PROBLEM TO SOLVE :: Locate the lines where "Medical" occurs and copy them as they stand.

LISTED RECORDS ::
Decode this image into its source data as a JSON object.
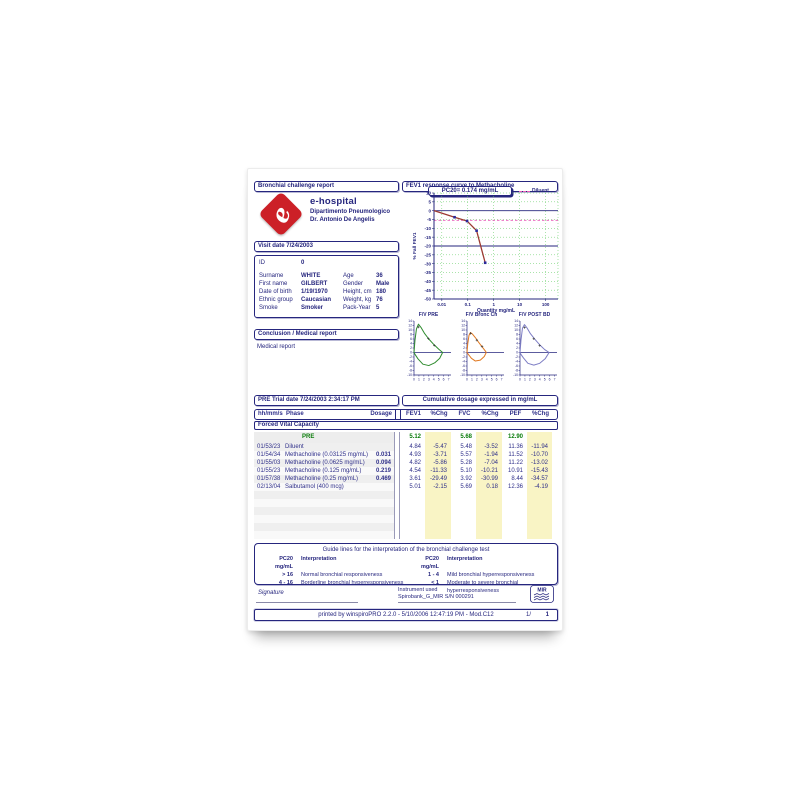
{
  "page": {
    "header_left": "Bronchial challenge report",
    "header_right": "FEV1 response curve to Methacholine"
  },
  "hospital": {
    "name": "e-hospital",
    "dept": "Dipartimento Pneumologico",
    "doctor": "Dr. Antonio De Angelis"
  },
  "visit": {
    "label": "Visit date 7/24/2003"
  },
  "patient": {
    "id_row": {
      "label": "ID",
      "value": "0"
    },
    "rows": [
      {
        "left_label": "Surname",
        "left_value": "WHITE",
        "right_label": "Age",
        "right_value": "36"
      },
      {
        "left_label": "First name",
        "left_value": "GILBERT",
        "right_label": "Gender",
        "right_value": "Male"
      },
      {
        "left_label": "Date of birth",
        "left_value": "1/19/1970",
        "right_label": "Height, cm",
        "right_value": "180"
      },
      {
        "left_label": "Ethnic group",
        "left_value": "Caucasian",
        "right_label": "Weight, kg",
        "right_value": "76"
      },
      {
        "left_label": "Smoke",
        "left_value": "Smoker",
        "right_label": "Pack-Year",
        "right_value": "5"
      }
    ]
  },
  "conclusion": {
    "title": "Conclusion / Medical report",
    "body": "Medical report"
  },
  "trial": {
    "bar_left": "PRE Trial date 7/24/2003   2:34:17 PM",
    "bar_right": "Cumulative dosage expressed in mg/mL",
    "columns": [
      "hh/mm/ss",
      "Phase",
      "Dosage",
      "FEV1",
      "%Chg",
      "FVC",
      "%Chg",
      "PEF",
      "%Chg"
    ],
    "section": "Forced Vital Capacity",
    "pre_row": {
      "label": "PRE",
      "fev1": "5.12",
      "fvc": "5.68",
      "pef": "12.90"
    },
    "rows": [
      {
        "time": "01/53/23",
        "phase": "Diluent",
        "dosage": "",
        "fev1": "4.84",
        "fev1chg": "-5.47",
        "fvc": "5.48",
        "fvcchg": "-3.52",
        "pef": "11.36",
        "pefchg": "-11.94"
      },
      {
        "time": "01/54/34",
        "phase": "Methacholine (0.03125 mg/mL)",
        "dosage": "0.031",
        "fev1": "4.93",
        "fev1chg": "-3.71",
        "fvc": "5.57",
        "fvcchg": "-1.94",
        "pef": "11.52",
        "pefchg": "-10.70"
      },
      {
        "time": "01/55/03",
        "phase": "Methacholine (0.0625 mg/mL)",
        "dosage": "0.094",
        "fev1": "4.82",
        "fev1chg": "-5.86",
        "fvc": "5.28",
        "fvcchg": "-7.04",
        "pef": "11.22",
        "pefchg": "-13.02"
      },
      {
        "time": "01/55/23",
        "phase": "Methacholine (0.125 mg/mL)",
        "dosage": "0.219",
        "fev1": "4.54",
        "fev1chg": "-11.33",
        "fvc": "5.10",
        "fvcchg": "-10.21",
        "pef": "10.91",
        "pefchg": "-15.43"
      },
      {
        "time": "01/57/38",
        "phase": "Methacholine (0.25 mg/mL)",
        "dosage": "0.469",
        "fev1": "3.61",
        "fev1chg": "-29.49",
        "fvc": "3.92",
        "fvcchg": "-30.99",
        "pef": "8.44",
        "pefchg": "-34.57"
      },
      {
        "time": "02/13/04",
        "phase": "Salbutamol (400 mcg)",
        "dosage": "",
        "fev1": "5.01",
        "fev1chg": "-2.15",
        "fvc": "5.69",
        "fvcchg": "0.18",
        "pef": "12.36",
        "pefchg": "-4.19"
      }
    ],
    "empty_rows": 6
  },
  "guide": {
    "title": "Guide lines for the interpretation of the bronchial challenge test",
    "col_header": [
      "PC20 mg/mL",
      "Interpretation"
    ],
    "left_rows": [
      [
        "> 16",
        "Normal bronchial responsiveness"
      ],
      [
        "4 - 16",
        "Borderline bronchial hyperresponsiveness"
      ]
    ],
    "right_rows": [
      [
        "1 - 4",
        "Mild bronchial hyperresponsiveness"
      ],
      [
        "< 1",
        "Moderate to severe bronchial hyperresponsiveness"
      ]
    ]
  },
  "footer": {
    "signature": "Signature",
    "instrument_label": "Instrument used",
    "instrument_value": "Spirobank_G_MIR S/N 000291",
    "mir_label": "MIR",
    "printed": "printed by winspiroPRO 2.2.0 - 5/10/2006 12:47:19 PM - Mod.C12",
    "page_no": "1/",
    "page_total": "1"
  },
  "colors": {
    "navy": "#26267e",
    "curve": "#9c3a32",
    "marker": "#2a2a9a",
    "grid_green": "#57c957",
    "diluent_pink": "#e85bb8",
    "highlight_yellow": "#f9f4c5",
    "pre_green": "#0b7d0b",
    "logo_red": "#cc2027"
  },
  "chart_data": [
    {
      "type": "line",
      "id": "methacholine-response",
      "title": "FEV1 response curve to Methacholine",
      "pc20_label": "PC20= 0.174  mg/mL",
      "legend": [
        {
          "label": "Diluent",
          "color": "#e85bb8",
          "position": "top-right"
        }
      ],
      "xlabel": "Quantity mg/mL",
      "ylabel": "% Fall FEV1",
      "x_scale": "log",
      "xlim": [
        0.005,
        300
      ],
      "x_ticks": [
        0.01,
        0.1,
        1,
        10,
        100
      ],
      "x_tick_labels": [
        "0.01",
        "0.1",
        "1",
        "10",
        "100"
      ],
      "ylim": [
        -50,
        10
      ],
      "y_ticks": [
        10,
        5,
        0,
        -5,
        -10,
        -15,
        -20,
        -25,
        -30,
        -35,
        -40,
        -45,
        -50
      ],
      "grid": true,
      "reference_lines": [
        {
          "y": 0,
          "style": "solid",
          "color": "#26267e",
          "name": "baseline"
        },
        {
          "y": -20,
          "style": "solid",
          "color": "#26267e",
          "name": "20% fall threshold"
        },
        {
          "y": -5.47,
          "style": "dashed",
          "color": "#e85bb8",
          "name": "Diluent level"
        }
      ],
      "series": [
        {
          "name": "Methacholine dose-response",
          "color": "#9c3a32",
          "marker": "square",
          "marker_color": "#2a2a9a",
          "x": [
            0.005,
            0.031,
            0.094,
            0.219,
            0.469
          ],
          "y": [
            0,
            -3.71,
            -5.86,
            -11.33,
            -29.49
          ]
        }
      ]
    },
    {
      "type": "line",
      "id": "flow-volume-loops",
      "ylim": [
        -10,
        14
      ],
      "y_ticks": [
        14,
        12,
        10,
        8,
        6,
        4,
        2,
        0,
        -2,
        -4,
        -6,
        -8,
        -10
      ],
      "x_ticks": [
        0,
        1,
        2,
        3,
        4,
        5,
        6,
        7
      ],
      "panels": [
        {
          "title": "F/V PRE",
          "color": "#2e8b2e",
          "loop": [
            [
              0,
              0
            ],
            [
              0.2,
              5.5
            ],
            [
              0.5,
              10.5
            ],
            [
              0.9,
              12.6
            ],
            [
              1.4,
              11.2
            ],
            [
              2.1,
              8.6
            ],
            [
              3,
              6
            ],
            [
              4,
              3.6
            ],
            [
              5,
              1.5
            ],
            [
              5.8,
              0
            ],
            [
              5.2,
              -2.6
            ],
            [
              4.2,
              -4.6
            ],
            [
              3,
              -5.8
            ],
            [
              1.8,
              -5.2
            ],
            [
              0.8,
              -2.8
            ],
            [
              0.2,
              -0.8
            ],
            [
              0,
              0
            ]
          ],
          "markers": [
            [
              0.9,
              11.3
            ],
            [
              2.9,
              6.2
            ],
            [
              4.1,
              3.2
            ]
          ]
        },
        {
          "title": "F/V Bronc Ch",
          "color": "#e07820",
          "loop": [
            [
              0,
              0
            ],
            [
              0.15,
              3.8
            ],
            [
              0.4,
              7.6
            ],
            [
              0.7,
              8.9
            ],
            [
              1.1,
              8.2
            ],
            [
              1.7,
              6.6
            ],
            [
              2.4,
              4.4
            ],
            [
              3.1,
              2.4
            ],
            [
              3.8,
              0.4
            ],
            [
              3.9,
              0
            ],
            [
              3.5,
              -1.8
            ],
            [
              2.7,
              -3.4
            ],
            [
              1.7,
              -3.8
            ],
            [
              0.9,
              -2.6
            ],
            [
              0.3,
              -0.9
            ],
            [
              0,
              0
            ]
          ],
          "markers": [
            [
              0.75,
              8.5
            ],
            [
              2,
              5.5
            ],
            [
              3.05,
              2.7
            ]
          ]
        },
        {
          "title": "F/V POST BD",
          "color": "#7d7dc4",
          "loop": [
            [
              0,
              0
            ],
            [
              0.2,
              5.5
            ],
            [
              0.5,
              10.8
            ],
            [
              0.9,
              12.4
            ],
            [
              1.4,
              11
            ],
            [
              2.1,
              8.4
            ],
            [
              3,
              5.9
            ],
            [
              4,
              3.4
            ],
            [
              5,
              1.3
            ],
            [
              5.9,
              0
            ],
            [
              5.1,
              -2.8
            ],
            [
              4,
              -4.8
            ],
            [
              2.8,
              -5.6
            ],
            [
              1.6,
              -4.8
            ],
            [
              0.7,
              -2.4
            ],
            [
              0.15,
              -0.7
            ],
            [
              0,
              0
            ]
          ],
          "markers": [
            [
              0.95,
              11.1
            ],
            [
              2.8,
              6.1
            ],
            [
              4,
              3.1
            ]
          ]
        }
      ]
    }
  ]
}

REPLY TO THE EXERCISE ::
    "title": "Conclusion / Medical report",
    "body": "Medical report"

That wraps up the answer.